[Saved data entries]
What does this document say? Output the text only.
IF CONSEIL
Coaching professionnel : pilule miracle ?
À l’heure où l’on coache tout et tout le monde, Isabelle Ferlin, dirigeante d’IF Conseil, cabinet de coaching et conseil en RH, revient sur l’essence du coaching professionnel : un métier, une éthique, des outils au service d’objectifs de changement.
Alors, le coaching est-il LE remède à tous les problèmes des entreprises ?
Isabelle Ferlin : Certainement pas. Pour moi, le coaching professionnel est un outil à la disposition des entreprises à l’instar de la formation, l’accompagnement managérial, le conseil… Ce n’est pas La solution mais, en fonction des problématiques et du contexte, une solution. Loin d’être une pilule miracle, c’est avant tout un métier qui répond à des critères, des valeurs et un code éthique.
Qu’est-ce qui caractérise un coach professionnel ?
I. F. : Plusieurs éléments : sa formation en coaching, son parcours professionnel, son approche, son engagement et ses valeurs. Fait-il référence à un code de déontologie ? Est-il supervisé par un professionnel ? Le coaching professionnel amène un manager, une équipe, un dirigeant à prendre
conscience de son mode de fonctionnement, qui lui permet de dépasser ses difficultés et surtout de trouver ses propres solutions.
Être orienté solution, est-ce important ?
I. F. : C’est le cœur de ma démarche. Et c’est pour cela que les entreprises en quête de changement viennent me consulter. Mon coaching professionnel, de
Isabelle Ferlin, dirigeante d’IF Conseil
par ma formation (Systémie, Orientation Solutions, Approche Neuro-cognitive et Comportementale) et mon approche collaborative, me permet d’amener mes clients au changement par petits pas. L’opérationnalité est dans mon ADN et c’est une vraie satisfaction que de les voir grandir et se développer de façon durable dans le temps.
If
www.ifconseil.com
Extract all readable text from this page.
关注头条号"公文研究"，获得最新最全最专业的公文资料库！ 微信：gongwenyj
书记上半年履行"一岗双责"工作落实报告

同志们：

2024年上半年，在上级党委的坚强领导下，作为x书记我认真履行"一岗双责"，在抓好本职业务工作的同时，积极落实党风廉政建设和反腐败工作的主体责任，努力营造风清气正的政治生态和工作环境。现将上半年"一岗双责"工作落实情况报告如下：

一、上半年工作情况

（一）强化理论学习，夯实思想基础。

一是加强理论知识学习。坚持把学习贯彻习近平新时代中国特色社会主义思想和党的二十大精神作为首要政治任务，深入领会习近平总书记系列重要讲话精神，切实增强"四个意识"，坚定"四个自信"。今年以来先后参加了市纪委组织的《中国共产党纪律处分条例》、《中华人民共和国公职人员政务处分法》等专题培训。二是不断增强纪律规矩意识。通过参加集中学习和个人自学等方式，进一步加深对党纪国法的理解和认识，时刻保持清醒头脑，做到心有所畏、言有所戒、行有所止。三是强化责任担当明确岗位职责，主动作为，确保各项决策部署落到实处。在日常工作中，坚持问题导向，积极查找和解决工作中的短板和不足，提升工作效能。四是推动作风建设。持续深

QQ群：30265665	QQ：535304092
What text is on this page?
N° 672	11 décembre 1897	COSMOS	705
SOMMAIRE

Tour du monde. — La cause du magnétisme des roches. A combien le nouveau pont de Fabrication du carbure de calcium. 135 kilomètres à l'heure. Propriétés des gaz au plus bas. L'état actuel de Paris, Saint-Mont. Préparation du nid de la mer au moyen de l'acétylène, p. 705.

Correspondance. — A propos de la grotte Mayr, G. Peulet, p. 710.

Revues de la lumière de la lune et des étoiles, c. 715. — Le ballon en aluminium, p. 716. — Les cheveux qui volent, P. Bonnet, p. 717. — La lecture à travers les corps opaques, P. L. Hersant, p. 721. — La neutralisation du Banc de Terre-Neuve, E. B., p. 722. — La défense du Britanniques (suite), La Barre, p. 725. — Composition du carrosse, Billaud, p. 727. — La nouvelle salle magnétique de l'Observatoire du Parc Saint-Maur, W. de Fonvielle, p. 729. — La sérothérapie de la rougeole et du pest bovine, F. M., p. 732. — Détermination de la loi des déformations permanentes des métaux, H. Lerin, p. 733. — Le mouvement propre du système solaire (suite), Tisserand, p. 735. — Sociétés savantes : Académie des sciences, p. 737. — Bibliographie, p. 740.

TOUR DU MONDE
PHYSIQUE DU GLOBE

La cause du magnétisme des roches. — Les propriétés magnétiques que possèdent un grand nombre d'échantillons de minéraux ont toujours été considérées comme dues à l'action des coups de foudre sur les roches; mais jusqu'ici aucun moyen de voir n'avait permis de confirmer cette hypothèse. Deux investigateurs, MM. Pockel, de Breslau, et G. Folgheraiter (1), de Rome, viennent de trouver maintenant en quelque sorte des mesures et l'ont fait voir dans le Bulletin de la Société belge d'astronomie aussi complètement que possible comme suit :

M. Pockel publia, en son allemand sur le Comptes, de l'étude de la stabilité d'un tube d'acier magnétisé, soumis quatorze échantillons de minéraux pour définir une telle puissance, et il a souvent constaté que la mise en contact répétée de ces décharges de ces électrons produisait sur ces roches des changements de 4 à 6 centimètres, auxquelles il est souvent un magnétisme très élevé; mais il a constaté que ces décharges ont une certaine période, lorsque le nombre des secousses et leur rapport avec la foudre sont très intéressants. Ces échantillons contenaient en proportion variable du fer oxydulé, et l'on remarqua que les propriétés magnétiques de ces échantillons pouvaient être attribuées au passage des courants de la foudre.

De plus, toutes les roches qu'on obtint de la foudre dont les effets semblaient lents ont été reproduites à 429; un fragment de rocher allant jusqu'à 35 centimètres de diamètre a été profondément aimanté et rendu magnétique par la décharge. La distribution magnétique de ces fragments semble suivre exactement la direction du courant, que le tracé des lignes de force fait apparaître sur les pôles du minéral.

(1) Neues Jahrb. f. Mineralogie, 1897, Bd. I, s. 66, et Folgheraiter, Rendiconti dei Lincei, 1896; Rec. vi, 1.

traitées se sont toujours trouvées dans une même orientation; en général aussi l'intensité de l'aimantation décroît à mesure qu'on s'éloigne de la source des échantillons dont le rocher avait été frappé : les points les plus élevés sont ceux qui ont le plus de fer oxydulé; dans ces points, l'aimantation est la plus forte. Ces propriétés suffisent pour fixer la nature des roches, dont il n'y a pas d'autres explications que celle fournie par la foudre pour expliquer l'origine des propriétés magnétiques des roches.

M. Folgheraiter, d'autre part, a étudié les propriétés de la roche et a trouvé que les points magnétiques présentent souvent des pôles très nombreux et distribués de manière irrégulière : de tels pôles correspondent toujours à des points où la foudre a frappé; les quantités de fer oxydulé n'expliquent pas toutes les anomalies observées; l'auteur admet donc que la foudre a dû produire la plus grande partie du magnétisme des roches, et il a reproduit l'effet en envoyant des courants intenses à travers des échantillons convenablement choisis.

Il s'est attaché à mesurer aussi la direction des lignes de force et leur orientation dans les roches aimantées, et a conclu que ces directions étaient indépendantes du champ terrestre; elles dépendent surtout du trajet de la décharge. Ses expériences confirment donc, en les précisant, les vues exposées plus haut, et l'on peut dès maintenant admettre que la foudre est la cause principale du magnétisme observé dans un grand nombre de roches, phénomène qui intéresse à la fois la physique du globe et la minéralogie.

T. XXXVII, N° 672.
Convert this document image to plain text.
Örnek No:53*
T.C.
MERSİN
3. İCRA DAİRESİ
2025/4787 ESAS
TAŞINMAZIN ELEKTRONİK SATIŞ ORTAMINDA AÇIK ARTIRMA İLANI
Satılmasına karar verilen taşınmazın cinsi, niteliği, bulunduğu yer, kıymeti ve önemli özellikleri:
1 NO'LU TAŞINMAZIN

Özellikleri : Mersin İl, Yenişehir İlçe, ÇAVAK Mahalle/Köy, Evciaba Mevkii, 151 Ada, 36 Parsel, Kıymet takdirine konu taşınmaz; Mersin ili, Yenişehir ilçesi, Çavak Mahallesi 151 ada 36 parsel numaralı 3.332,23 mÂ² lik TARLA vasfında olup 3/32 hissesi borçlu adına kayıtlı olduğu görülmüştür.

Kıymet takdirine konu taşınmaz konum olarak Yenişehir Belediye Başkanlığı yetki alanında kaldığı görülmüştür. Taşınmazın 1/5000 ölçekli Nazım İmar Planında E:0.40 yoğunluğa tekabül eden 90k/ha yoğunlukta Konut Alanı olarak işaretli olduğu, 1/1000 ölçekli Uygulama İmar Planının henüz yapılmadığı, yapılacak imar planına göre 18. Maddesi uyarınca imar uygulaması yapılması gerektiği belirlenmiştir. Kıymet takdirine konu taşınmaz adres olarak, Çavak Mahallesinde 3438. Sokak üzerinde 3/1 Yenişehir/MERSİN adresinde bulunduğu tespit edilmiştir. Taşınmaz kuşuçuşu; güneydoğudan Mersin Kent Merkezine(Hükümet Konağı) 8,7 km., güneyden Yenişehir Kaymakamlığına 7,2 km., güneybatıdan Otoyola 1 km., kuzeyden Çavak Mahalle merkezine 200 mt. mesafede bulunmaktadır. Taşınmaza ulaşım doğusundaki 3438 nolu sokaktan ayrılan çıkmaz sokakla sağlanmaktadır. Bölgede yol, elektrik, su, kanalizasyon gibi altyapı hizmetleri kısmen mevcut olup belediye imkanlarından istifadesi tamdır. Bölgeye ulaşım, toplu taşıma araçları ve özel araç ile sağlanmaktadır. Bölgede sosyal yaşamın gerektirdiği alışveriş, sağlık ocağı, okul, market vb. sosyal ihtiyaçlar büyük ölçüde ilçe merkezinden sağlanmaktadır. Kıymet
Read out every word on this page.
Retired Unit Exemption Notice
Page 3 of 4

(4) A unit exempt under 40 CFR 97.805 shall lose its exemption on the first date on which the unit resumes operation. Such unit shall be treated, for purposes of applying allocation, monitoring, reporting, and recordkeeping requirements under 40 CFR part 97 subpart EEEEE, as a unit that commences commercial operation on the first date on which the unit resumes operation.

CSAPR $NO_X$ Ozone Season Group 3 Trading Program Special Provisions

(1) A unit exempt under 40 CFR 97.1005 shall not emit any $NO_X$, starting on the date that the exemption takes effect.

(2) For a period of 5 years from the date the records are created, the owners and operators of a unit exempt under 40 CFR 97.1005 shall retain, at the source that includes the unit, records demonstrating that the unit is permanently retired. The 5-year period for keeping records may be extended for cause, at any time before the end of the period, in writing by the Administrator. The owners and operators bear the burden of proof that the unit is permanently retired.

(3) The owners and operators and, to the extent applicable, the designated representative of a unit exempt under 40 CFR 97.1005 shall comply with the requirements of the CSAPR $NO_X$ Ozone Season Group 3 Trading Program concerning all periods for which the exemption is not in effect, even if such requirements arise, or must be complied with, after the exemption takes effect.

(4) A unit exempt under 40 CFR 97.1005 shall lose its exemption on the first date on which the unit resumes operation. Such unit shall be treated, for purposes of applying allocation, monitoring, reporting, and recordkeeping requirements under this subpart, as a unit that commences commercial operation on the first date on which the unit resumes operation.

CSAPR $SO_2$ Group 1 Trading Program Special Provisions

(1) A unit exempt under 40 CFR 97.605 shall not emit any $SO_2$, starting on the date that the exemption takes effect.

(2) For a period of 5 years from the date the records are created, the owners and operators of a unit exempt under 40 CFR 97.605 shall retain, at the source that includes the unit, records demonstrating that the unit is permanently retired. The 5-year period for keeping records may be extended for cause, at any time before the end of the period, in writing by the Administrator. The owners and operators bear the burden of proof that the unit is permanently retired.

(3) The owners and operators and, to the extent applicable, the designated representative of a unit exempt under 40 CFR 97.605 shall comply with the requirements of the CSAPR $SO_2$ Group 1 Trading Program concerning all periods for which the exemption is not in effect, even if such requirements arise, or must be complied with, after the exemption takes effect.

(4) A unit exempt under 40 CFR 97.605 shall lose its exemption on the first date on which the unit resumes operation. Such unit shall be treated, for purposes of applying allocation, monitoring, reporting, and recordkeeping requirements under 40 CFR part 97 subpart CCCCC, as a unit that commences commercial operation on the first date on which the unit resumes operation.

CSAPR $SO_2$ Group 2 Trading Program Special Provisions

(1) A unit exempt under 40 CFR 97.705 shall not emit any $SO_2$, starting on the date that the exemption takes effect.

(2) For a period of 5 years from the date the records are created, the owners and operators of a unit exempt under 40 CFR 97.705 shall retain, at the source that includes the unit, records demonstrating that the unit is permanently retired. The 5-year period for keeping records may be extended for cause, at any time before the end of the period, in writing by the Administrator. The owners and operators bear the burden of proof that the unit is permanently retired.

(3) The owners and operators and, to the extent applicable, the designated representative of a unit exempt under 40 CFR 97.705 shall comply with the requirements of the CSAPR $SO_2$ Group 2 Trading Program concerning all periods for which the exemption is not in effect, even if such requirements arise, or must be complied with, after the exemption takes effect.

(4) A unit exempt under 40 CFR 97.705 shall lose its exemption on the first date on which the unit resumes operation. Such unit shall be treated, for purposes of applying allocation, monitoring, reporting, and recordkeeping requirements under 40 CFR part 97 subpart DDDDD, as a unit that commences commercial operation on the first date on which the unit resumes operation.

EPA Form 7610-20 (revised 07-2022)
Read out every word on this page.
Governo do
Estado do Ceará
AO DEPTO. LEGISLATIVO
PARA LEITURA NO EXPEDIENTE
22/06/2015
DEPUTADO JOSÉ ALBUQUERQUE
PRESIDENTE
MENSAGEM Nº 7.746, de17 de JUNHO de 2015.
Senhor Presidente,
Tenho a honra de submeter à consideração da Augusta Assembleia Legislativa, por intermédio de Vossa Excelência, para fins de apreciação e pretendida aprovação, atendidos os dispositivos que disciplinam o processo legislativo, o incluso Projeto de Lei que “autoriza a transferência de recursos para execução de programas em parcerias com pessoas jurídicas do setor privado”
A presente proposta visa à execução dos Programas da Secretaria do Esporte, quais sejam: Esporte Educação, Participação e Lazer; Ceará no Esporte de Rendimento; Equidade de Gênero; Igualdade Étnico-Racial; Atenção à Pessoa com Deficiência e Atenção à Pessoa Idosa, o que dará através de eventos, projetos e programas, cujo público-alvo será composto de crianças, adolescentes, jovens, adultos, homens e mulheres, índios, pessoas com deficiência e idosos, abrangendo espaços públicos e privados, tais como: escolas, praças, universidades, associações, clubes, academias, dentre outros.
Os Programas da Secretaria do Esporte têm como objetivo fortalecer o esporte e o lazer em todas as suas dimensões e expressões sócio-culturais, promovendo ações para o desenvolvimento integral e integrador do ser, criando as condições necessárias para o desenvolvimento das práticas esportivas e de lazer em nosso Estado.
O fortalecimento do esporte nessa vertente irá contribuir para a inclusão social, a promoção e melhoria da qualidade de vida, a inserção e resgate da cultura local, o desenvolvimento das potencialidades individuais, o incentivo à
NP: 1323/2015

[Aim]
Above are records; say how many of their lines contain the word "Provisions", giving only the number.

[Written answer]
3